» **Set task**
Return the full material exactly.

» **Excerpted records**
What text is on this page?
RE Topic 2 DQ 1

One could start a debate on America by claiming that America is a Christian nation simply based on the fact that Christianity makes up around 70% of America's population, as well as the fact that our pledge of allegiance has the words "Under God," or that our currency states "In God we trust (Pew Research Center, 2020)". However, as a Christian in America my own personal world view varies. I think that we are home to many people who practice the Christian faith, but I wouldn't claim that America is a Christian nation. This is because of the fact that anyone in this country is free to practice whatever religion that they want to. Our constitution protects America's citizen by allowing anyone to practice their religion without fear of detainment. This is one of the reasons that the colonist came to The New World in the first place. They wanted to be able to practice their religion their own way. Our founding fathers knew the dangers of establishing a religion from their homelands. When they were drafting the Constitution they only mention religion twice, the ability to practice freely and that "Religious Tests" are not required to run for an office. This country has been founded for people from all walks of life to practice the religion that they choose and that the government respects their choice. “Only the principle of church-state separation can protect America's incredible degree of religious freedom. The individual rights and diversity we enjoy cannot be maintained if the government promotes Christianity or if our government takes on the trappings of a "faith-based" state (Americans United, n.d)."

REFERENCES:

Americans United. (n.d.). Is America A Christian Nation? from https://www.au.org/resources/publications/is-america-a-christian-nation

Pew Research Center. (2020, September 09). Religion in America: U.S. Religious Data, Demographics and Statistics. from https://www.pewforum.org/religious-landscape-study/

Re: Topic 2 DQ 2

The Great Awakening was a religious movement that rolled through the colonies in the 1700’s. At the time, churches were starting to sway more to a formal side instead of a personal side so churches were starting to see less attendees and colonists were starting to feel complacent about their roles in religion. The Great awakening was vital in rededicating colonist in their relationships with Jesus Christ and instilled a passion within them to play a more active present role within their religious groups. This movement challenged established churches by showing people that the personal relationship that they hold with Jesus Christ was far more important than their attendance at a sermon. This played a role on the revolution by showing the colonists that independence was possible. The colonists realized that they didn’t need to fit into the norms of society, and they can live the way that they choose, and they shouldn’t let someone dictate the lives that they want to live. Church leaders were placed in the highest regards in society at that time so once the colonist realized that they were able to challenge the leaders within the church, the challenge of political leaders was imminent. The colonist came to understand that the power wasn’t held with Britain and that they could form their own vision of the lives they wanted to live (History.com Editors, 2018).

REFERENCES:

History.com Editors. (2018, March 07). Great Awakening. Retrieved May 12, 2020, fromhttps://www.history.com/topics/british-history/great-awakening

» **Written response**
What text is on this page?
RE Topic 2 DQ 1

One could start a debate on America by claiming that America is a Christian nation simply based on the fact that Christianity makes up around 70% of America's population, as well as the fact that our pledge of allegiance has the words "Under God," or that our currency states "In God we trust (Pew Research Center, 2020)". However, as a Christian in America my own personal world view varies. I think that we are home to many people who practice the Christian faith, but I wouldn't claim that America is a Christian nation. This is because of the fact that anyone in this country is free to practice whatever religion that they want to. Our constitution protects America's citizen by allowing anyone to practice their religion without fear of detainment. This is one of the reasons that the colonist came to The New World in the first place. They wanted to be able to practice their religion their own way. Our founding fathers knew the dangers of establishing a religion from their homelands. When they were drafting the Constitution they only mention religion twice, the ability to practice freely and that "Religious Tests" are not required to run for an office. This country has been founded for people from all walks of life to practice the religion that they choose and that the government respects their choice. “Only the principle of church-state separation can protect America's incredible degree of religious freedom. The individual rights and diversity we enjoy cannot be maintained if the government promotes Christianity or if our government takes on the trappings of a "faith-based" state (Americans United, n.d)."

REFERENCES:

Americans United. (n.d.). Is America A Christian Nation? from https://www.au.org/resources/publications/is-america-a-christian-nation

Pew Research Center. (2020, September 09). Religion in America: U.S. Religious Data, Demographics and Statistics. from https://www.pewforum.org/religious-landscape-study/

Re: Topic 2 DQ 2

The Great Awakening was a religious movement that rolled through the colonies in the 1700’s. At the time, churches were starting to sway more to a formal side instead of a personal side so churches were starting to see less attendees and colonists were starting to feel complacent about their roles in religion. The Great awakening was vital in rededicating colonist in their relationships with Jesus Christ and instilled a passion within them to play a more active present role within their religious groups. This movement challenged established churches by showing people that the personal relationship that they hold with Jesus Christ was far more important than their attendance at a sermon. This played a role on the revolution by showing the colonists that independence was possible. The colonists realized that they didn’t need to fit into the norms of society, and they can live the way that they choose, and they shouldn’t let someone dictate the lives that they want to live. Church leaders were placed in the highest regards in society at that time so once the colonist realized that they were able to challenge the leaders within the church, the challenge of political leaders was imminent. The colonist came to understand that the power wasn’t held with Britain and that they could form their own vision of the lives they wanted to live (History.com Editors, 2018).

REFERENCES:

History.com Editors. (2018, March 07). Great Awakening. Retrieved May 12, 2020, fromhttps://www.history.com/topics/british-history/great-awakening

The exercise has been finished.